Aim |
Copy every line from the records below that holds the word "guides".

(Data records)
#####

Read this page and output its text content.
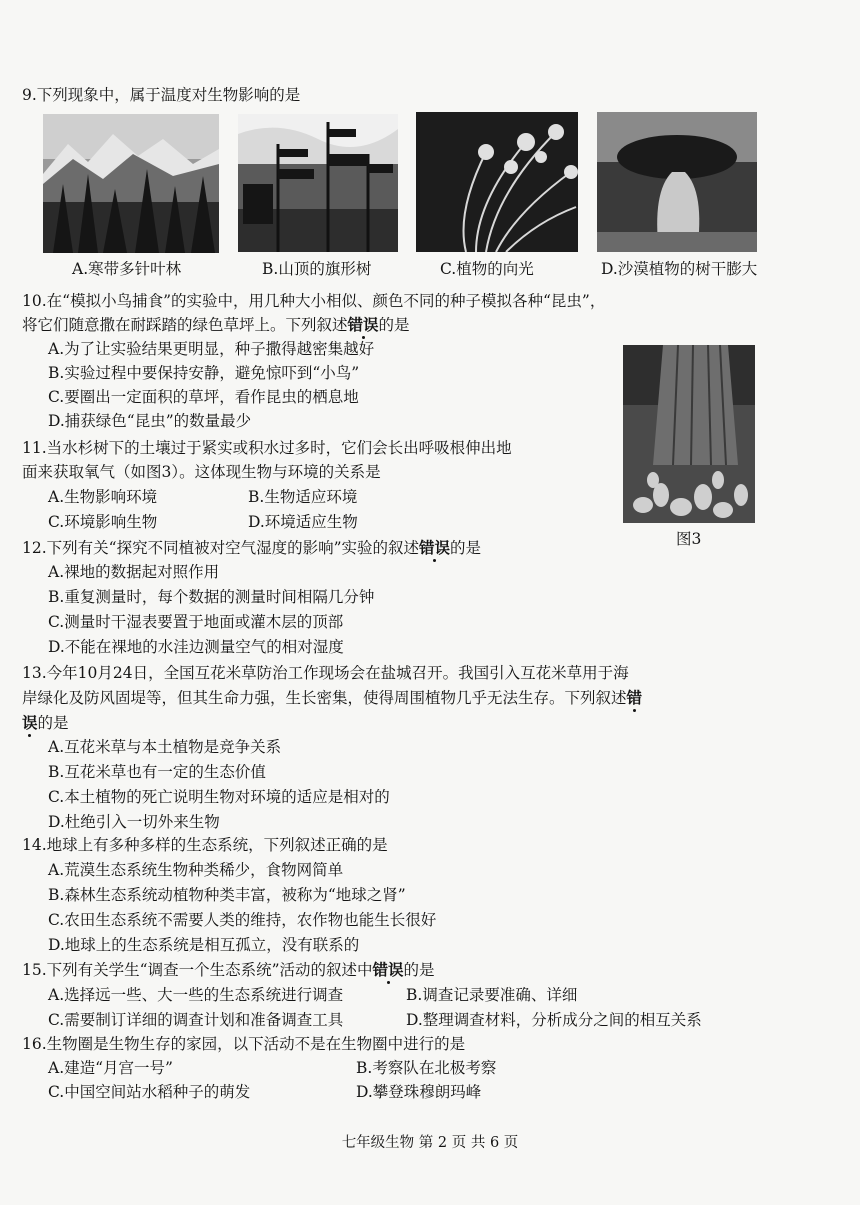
9.下列现象中，属于温度对生物影响的是
A.寒带多针叶林	B.山顶的旗形树	C.植物的向光	D.沙漠植物的树干膨大
10.在“模拟小鸟捕食”的实验中，用几种大小相似、颜色不同的种子模拟各种“昆虫”，
将它们随意撒在耐踩踏的绿色草坪上。下列叙述错误的是
A.为了让实验结果更明显，种子撒得越密集越好
B.实验过程中要保持安静，避免惊吓到“小鸟”
C.要圈出一定面积的草坪，看作昆虫的栖息地
D.捕获绿色“昆虫”的数量最少
图3
11.当水杉树下的土壤过于紧实或积水过多时，它们会长出呼吸根伸出地
面来获取氧气（如图3）。这体现生物与环境的关系是
A.生物影响环境	B.生物适应环境
C.环境影响生物	D.环境适应生物
12.下列有关“探究不同植被对空气湿度的影响”实验的叙述错误的是
A.裸地的数据起对照作用
B.重复测量时，每个数据的测量时间相隔几分钟
C.测量时干湿表要置于地面或灌木层的顶部
D.不能在裸地的水洼边测量空气的相对湿度
13.今年10月24日，全国互花米草防治工作现场会在盐城召开。我国引入互花米草用于海
岸绿化及防风固堤等，但其生命力强，生长密集，使得周围植物几乎无法生存。下列叙述错
误的是
A.互花米草与本土植物是竞争关系
B.互花米草也有一定的生态价值
C.本土植物的死亡说明生物对环境的适应是相对的
D.杜绝引入一切外来生物
14.地球上有多种多样的生态系统，下列叙述正确的是
A.荒漠生态系统生物种类稀少，食物网简单
B.森林生态系统动植物种类丰富，被称为“地球之肾”
C.农田生态系统不需要人类的维持，农作物也能生长很好
D.地球上的生态系统是相互孤立，没有联系的
15.下列有关学生“调查一个生态系统”活动的叙述中错误的是
A.选择远一些、大一些的生态系统进行调查	B.调查记录要准确、详细
C.需要制订详细的调查计划和准备调查工具	D.整理调查材料，分析成分之间的相互关系
16.生物圈是生物生存的家园，以下活动不是在生物圈中进行的是
A.建造“月宫一号”	B.考察队在北极考察
C.中国空间站水稻种子的萌发	D.攀登珠穆朗玛峰
七年级生物 第 2 页 共 6 页
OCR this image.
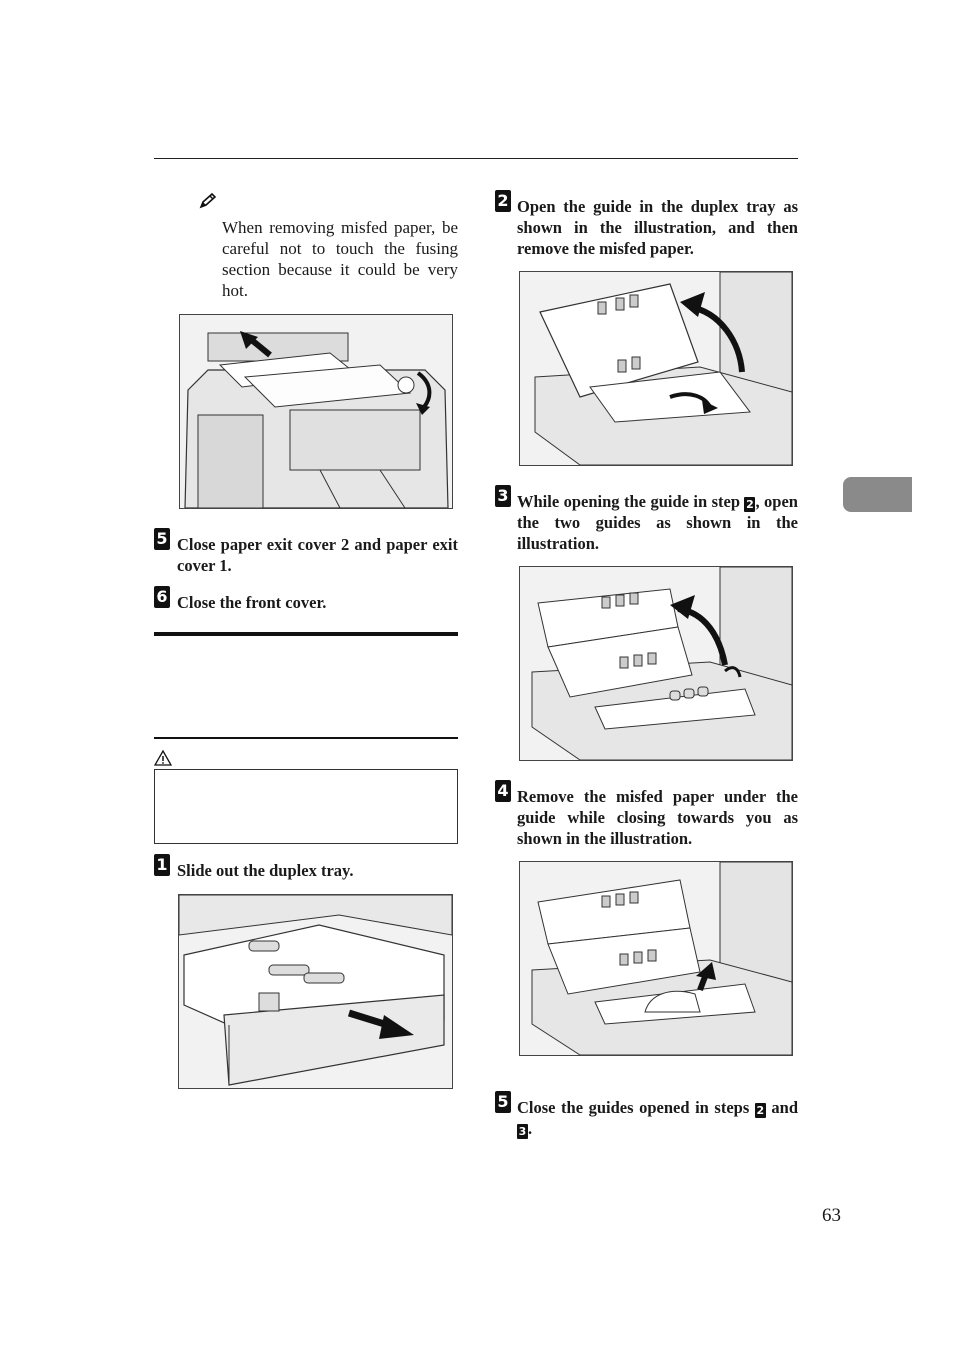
When removing misfed paper, be careful not to touch the fusing section because it could be very hot.
5 Close paper exit cover 2 and paper exit cover 1.
6 Close the front cover.
1 Slide out the duplex tray.
2 Open the guide in the duplex tray as shown in the illustration, and then remove the misfed paper.
3 While opening the guide in step 2 , open the two guides as shown in the illustration.
4 Remove the misfed paper under the guide while closing towards you as shown in the illustration.
5 Close the guides opened in steps 2 and 3 .
63
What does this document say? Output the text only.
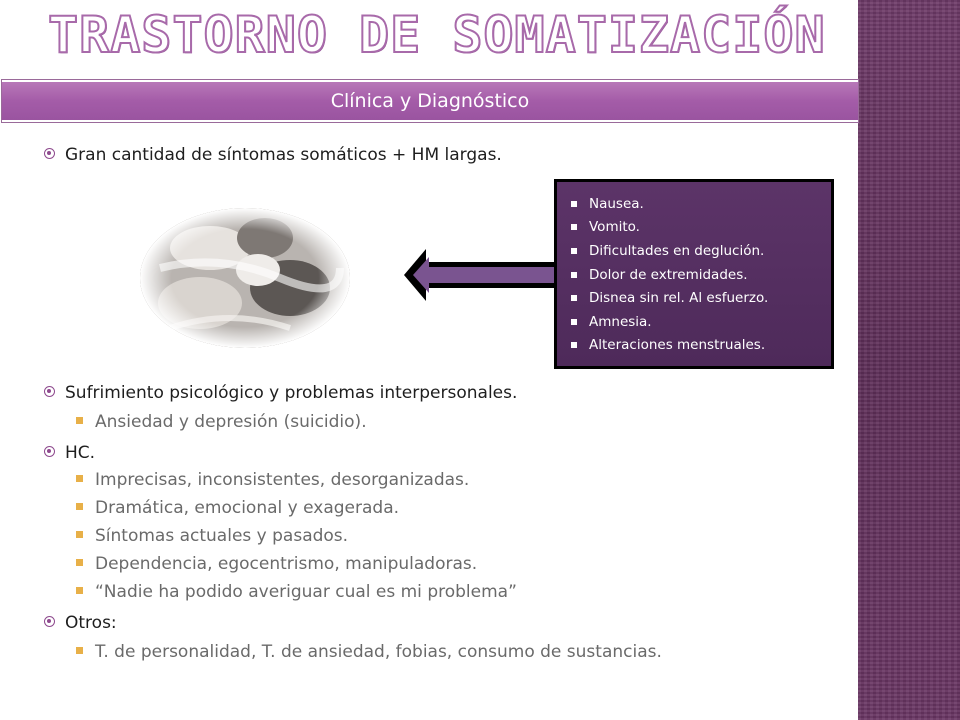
TRASTORNO DE SOMATIZACIÓN
Clínica y Diagnóstico
Gran cantidad de síntomas somáticos + HM largas.
Nausea.
Vomito.
Dificultades en deglución.
Dolor de extremidades.
Disnea sin rel. Al esfuerzo.
Amnesia.
Alteraciones menstruales.
Sufrimiento psicológico y problemas interpersonales.
Ansiedad y depresión (suicidio).
HC.
Imprecisas, inconsistentes, desorganizadas.
Dramática, emocional y exagerada.
Síntomas actuales y pasados.
Dependencia, egocentrismo, manipuladoras.
“Nadie ha podido averiguar cual es mi problema”
Otros:
T. de personalidad, T. de ansiedad, fobias, consumo de sustancias.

#####

Task output |
3 While opening the guide in step 2 , open the two guides as shown in the illustration.
5 Close the guides opened in steps 2 and 3 .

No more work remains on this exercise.